> _Set exercise_:
Reproduce the listing below in its entirety. Change nothing.

Begin Records for this task

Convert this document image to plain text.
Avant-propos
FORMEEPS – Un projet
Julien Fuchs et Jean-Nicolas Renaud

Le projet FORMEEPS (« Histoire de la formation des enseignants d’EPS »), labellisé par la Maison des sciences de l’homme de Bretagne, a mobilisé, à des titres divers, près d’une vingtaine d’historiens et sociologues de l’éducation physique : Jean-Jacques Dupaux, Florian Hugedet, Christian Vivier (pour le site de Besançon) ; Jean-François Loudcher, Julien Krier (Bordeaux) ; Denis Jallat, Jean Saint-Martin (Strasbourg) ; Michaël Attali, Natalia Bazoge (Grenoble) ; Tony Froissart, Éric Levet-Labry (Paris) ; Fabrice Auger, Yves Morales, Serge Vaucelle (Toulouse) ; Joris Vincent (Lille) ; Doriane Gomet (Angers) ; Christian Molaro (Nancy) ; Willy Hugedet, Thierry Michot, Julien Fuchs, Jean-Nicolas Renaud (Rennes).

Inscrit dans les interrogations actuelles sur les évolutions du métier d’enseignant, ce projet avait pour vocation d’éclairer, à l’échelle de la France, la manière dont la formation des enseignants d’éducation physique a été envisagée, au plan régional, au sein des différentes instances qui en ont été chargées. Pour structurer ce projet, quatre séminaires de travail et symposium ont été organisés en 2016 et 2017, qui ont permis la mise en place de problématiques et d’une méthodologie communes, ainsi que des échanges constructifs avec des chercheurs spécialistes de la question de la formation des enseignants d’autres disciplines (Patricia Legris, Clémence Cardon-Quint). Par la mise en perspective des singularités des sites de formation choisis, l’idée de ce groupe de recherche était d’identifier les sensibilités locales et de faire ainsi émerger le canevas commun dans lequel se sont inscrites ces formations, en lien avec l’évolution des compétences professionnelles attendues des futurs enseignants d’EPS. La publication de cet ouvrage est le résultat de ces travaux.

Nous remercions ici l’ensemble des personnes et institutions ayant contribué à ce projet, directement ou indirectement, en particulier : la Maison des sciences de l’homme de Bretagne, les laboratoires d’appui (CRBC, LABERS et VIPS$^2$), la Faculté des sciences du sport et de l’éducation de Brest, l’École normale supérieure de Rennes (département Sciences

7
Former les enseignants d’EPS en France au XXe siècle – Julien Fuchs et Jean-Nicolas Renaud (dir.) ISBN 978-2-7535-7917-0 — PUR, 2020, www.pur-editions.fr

End Records for this task

> _Reply_:
Convert this document image to plain text.
Avant-propos
FORMEEPS – Un projet
Julien Fuchs et Jean-Nicolas Renaud

Le projet FORMEEPS (« Histoire de la formation des enseignants d’EPS »), labellisé par la Maison des sciences de l’homme de Bretagne, a mobilisé, à des titres divers, près d’une vingtaine d’historiens et sociologues de l’éducation physique : Jean-Jacques Dupaux, Florian Hugedet, Christian Vivier (pour le site de Besançon) ; Jean-François Loudcher, Julien Krier (Bordeaux) ; Denis Jallat, Jean Saint-Martin (Strasbourg) ; Michaël Attali, Natalia Bazoge (Grenoble) ; Tony Froissart, Éric Levet-Labry (Paris) ; Fabrice Auger, Yves Morales, Serge Vaucelle (Toulouse) ; Joris Vincent (Lille) ; Doriane Gomet (Angers) ; Christian Molaro (Nancy) ; Willy Hugedet, Thierry Michot, Julien Fuchs, Jean-Nicolas Renaud (Rennes).

Inscrit dans les interrogations actuelles sur les évolutions du métier d’enseignant, ce projet avait pour vocation d’éclairer, à l’échelle de la France, la manière dont la formation des enseignants d’éducation physique a été envisagée, au plan régional, au sein des différentes instances qui en ont été chargées. Pour structurer ce projet, quatre séminaires de travail et symposium ont été organisés en 2016 et 2017, qui ont permis la mise en place de problématiques et d’une méthodologie communes, ainsi que des échanges constructifs avec des chercheurs spécialistes de la question de la formation des enseignants d’autres disciplines (Patricia Legris, Clémence Cardon-Quint). Par la mise en perspective des singularités des sites de formation choisis, l’idée de ce groupe de recherche était d’identifier les sensibilités locales et de faire ainsi émerger le canevas commun dans lequel se sont inscrites ces formations, en lien avec l’évolution des compétences professionnelles attendues des futurs enseignants d’EPS. La publication de cet ouvrage est le résultat de ces travaux.

Nous remercions ici l’ensemble des personnes et institutions ayant contribué à ce projet, directement ou indirectement, en particulier : la Maison des sciences de l’homme de Bretagne, les laboratoires d’appui (CRBC, LABERS et VIPS$^2$), la Faculté des sciences du sport et de l’éducation de Brest, l’École normale supérieure de Rennes (département Sciences

7
Former les enseignants d’EPS en France au XXe siècle – Julien Fuchs et Jean-Nicolas Renaud (dir.) ISBN 978-2-7535-7917-0 — PUR, 2020, www.pur-editions.fr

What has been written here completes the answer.